> Exercise
Update the lines from the very first one through the line with "Contai: Contains HM", putting "Column" wherever "Bar" appears and leaving everything else as it is. Give back only those lines.

....

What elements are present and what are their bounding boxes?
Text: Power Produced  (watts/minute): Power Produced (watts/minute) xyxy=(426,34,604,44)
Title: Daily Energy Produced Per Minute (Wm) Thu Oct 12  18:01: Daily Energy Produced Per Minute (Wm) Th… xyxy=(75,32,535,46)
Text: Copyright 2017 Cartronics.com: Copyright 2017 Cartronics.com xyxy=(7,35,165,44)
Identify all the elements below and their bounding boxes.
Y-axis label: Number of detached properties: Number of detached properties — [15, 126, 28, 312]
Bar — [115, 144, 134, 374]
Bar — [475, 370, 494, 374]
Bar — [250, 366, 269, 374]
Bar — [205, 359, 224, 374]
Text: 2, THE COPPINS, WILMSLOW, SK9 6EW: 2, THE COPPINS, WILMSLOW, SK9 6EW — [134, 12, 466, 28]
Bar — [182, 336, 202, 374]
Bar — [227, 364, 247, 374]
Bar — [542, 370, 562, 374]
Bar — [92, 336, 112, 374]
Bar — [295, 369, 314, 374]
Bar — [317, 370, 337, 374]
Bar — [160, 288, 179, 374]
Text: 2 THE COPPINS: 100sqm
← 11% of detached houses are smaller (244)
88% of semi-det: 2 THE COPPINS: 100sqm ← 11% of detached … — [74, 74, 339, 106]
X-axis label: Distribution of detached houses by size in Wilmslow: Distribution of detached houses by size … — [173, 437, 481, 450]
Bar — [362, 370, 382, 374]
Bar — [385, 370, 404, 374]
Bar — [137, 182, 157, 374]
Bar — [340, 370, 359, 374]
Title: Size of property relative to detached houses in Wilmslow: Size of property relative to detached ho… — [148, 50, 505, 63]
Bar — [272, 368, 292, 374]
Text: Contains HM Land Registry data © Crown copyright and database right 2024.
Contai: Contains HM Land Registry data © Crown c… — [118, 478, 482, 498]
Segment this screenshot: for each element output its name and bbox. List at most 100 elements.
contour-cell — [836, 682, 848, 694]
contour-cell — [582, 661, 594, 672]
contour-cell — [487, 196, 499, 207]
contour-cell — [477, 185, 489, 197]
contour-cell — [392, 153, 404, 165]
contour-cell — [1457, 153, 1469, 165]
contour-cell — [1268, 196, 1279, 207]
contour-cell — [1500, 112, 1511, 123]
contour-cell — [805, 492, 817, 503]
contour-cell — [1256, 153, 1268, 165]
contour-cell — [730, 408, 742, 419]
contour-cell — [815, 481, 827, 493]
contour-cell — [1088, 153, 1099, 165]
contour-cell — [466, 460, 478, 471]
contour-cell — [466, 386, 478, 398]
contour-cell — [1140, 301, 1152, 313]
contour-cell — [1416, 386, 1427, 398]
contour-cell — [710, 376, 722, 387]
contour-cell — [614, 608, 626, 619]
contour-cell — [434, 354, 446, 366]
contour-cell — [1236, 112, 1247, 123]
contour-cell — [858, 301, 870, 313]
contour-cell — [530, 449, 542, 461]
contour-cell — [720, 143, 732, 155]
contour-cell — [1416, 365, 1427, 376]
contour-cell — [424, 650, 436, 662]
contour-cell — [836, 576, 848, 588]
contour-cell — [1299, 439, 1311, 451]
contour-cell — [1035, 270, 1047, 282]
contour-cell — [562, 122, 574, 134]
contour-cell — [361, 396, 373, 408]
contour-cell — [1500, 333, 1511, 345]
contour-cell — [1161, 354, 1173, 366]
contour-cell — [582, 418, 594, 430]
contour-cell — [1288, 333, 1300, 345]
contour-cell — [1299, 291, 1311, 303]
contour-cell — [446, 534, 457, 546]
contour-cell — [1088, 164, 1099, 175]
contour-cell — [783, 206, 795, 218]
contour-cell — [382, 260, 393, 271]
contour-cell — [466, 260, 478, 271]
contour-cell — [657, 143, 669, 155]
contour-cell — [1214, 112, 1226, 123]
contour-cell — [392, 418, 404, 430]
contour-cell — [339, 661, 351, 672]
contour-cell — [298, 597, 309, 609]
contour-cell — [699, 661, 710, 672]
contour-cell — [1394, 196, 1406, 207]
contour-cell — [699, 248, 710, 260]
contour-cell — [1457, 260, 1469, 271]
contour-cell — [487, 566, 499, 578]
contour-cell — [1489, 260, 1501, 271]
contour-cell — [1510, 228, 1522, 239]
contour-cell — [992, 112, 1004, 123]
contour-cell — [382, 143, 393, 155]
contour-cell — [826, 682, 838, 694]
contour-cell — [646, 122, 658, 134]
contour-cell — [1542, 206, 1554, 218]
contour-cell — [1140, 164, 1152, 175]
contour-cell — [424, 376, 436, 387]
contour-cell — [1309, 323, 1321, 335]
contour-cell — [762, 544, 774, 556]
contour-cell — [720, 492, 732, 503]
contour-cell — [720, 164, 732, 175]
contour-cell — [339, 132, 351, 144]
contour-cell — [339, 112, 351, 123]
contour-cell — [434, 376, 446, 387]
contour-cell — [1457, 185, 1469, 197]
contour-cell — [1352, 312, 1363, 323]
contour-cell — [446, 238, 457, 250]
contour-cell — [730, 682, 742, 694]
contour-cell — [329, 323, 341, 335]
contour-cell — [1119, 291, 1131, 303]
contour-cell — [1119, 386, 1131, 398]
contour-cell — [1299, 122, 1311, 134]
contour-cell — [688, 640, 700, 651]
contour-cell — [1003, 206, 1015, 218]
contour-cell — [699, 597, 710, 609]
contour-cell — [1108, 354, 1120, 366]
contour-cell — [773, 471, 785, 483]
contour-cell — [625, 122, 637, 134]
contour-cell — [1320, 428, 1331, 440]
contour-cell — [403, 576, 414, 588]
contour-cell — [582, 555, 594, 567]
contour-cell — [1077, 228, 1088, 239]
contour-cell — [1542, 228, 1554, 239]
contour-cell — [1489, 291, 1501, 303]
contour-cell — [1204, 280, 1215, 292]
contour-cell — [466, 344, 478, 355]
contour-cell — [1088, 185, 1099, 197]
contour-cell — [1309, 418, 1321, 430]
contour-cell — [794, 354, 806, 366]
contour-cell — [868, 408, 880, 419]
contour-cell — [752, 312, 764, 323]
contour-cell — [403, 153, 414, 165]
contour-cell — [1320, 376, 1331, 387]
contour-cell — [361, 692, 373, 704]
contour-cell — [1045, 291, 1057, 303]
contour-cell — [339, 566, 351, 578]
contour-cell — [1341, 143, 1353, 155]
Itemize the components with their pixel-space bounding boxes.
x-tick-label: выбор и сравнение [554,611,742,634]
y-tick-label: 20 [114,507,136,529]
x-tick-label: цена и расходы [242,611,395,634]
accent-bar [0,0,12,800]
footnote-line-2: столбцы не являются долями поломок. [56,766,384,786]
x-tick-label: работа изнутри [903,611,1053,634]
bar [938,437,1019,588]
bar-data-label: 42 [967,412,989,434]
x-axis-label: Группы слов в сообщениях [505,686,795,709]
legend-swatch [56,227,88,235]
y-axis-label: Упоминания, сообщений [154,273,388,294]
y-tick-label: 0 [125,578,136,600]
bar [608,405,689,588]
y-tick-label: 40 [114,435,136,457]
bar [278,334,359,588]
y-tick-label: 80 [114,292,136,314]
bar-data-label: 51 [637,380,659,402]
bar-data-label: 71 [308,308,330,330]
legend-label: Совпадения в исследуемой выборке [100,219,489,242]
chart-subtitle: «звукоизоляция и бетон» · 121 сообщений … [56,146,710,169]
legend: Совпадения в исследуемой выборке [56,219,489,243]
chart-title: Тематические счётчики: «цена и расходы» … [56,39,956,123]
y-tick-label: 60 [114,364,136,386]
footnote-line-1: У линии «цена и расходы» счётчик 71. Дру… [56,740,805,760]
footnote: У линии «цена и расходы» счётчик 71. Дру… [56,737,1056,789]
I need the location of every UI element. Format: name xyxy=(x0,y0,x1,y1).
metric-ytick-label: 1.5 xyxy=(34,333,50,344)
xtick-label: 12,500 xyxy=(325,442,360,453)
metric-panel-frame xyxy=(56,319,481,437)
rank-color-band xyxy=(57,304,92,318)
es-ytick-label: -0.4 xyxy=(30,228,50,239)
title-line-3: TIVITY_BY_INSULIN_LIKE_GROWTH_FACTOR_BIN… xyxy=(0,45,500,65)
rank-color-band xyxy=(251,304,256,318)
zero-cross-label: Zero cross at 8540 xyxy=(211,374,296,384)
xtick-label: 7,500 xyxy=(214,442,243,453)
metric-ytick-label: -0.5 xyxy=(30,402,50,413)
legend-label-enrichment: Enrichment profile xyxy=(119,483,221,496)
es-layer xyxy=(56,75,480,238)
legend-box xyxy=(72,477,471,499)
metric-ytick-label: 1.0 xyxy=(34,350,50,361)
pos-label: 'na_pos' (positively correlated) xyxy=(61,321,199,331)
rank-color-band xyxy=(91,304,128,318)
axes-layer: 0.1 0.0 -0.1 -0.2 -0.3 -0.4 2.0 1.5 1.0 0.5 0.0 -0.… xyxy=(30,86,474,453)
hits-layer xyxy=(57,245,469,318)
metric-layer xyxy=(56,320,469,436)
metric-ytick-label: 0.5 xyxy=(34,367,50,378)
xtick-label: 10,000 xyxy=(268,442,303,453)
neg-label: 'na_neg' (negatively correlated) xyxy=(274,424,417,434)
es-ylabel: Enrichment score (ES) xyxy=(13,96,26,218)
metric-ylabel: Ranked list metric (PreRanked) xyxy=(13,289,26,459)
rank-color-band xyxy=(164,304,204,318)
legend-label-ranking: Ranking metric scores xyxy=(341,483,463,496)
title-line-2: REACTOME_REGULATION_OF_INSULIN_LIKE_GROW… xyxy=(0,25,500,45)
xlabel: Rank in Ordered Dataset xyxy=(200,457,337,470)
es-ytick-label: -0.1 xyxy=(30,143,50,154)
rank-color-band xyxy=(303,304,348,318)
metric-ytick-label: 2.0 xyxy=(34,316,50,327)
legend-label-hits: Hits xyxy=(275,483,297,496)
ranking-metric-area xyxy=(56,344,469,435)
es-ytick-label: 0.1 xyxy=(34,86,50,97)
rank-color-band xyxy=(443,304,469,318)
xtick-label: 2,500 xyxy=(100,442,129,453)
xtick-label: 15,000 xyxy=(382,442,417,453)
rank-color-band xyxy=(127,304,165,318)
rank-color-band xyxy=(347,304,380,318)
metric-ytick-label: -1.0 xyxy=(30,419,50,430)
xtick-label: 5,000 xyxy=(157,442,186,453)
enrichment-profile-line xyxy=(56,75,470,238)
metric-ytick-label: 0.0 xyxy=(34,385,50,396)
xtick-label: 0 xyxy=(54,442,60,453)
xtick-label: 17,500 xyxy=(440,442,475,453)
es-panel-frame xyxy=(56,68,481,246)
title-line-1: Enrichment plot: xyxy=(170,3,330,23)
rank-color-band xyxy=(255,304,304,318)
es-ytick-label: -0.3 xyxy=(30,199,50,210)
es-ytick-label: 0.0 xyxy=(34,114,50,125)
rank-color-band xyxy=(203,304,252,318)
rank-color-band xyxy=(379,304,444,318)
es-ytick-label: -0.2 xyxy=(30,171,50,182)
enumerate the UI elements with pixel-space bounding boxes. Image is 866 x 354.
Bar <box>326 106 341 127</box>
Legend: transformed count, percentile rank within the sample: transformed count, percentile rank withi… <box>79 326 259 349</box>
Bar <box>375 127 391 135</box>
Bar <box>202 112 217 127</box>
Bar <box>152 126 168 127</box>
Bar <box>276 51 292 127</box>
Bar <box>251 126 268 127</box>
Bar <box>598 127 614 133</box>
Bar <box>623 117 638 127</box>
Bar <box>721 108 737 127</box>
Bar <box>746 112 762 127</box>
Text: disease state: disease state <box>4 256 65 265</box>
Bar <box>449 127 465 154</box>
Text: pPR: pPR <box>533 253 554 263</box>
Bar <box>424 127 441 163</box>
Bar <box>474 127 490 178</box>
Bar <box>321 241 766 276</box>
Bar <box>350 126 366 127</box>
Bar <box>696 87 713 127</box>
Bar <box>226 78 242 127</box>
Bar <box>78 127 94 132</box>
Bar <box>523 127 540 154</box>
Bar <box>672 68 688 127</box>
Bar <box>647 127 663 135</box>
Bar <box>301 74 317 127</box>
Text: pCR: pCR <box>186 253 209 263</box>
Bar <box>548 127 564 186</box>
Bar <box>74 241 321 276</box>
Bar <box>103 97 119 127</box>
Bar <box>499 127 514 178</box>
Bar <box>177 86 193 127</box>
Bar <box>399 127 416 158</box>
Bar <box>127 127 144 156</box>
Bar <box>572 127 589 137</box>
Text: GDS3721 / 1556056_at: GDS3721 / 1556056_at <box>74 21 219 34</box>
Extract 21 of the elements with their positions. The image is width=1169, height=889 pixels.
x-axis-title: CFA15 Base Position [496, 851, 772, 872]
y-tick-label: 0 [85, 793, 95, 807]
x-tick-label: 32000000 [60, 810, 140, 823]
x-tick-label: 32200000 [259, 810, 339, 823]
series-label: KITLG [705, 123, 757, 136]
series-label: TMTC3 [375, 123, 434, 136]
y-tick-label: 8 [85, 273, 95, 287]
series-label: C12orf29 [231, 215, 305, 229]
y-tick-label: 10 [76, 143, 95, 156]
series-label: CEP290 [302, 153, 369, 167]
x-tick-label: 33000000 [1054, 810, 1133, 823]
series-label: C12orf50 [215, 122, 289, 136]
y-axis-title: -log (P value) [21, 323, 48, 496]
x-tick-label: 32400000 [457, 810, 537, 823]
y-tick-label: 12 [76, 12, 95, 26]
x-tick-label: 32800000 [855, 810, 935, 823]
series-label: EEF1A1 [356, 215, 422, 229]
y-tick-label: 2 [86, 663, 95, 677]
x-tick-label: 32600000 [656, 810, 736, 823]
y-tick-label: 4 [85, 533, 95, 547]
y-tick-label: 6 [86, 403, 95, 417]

....

> Exercise output
What elements are present and what are their bounding boxes?
Text: Power Produced  (watts/minute): Power Produced (watts/minute) xyxy=(426,34,604,44)
Title: Daily Energy Produced Per Minute (Wm) Thu Oct 12  18:01: Daily Energy Produced Per Minute (Wm) Th… xyxy=(75,32,535,46)
Text: Copyright 2017 Cartronics.com: Copyright 2017 Cartronics.com xyxy=(7,35,165,44)
Identify all the elements below and their bounding boxes.
Y-axis label: Number of detached properties: Number of detached properties — [15, 126, 28, 312]
Column — [115, 144, 134, 374]
Column — [475, 370, 494, 374]
Column — [250, 366, 269, 374]
Column — [205, 359, 224, 374]
Text: 2, THE COPPINS, WILMSLOW, SK9 6EW: 2, THE COPPINS, WILMSLOW, SK9 6EW — [134, 12, 466, 28]
Column — [182, 336, 202, 374]
Column — [227, 364, 247, 374]
Column — [542, 370, 562, 374]
Column — [92, 336, 112, 374]
Column — [295, 369, 314, 374]
Column — [317, 370, 337, 374]
Column — [160, 288, 179, 374]
Text: 2 THE COPPINS: 100sqm
← 11% of detached houses are smaller (244)
88% of semi-det: 2 THE COPPINS: 100sqm ← 11% of detached … — [74, 74, 339, 106]
X-axis label: Distribution of detached houses by size in Wilmslow: Distribution of detached houses by size … — [173, 437, 481, 450]
Column — [362, 370, 382, 374]
Column — [385, 370, 404, 374]
Column — [137, 182, 157, 374]
Column — [340, 370, 359, 374]
Title: Size of property relative to detached houses in Wilmslow: Size of property relative to detached ho… — [148, 50, 505, 63]
Column — [272, 368, 292, 374]
Text: Contains HM Land Registry data © Crown copyright and database right 2024.
Contai: Contains HM Land Registry data © Crown c… — [118, 478, 482, 498]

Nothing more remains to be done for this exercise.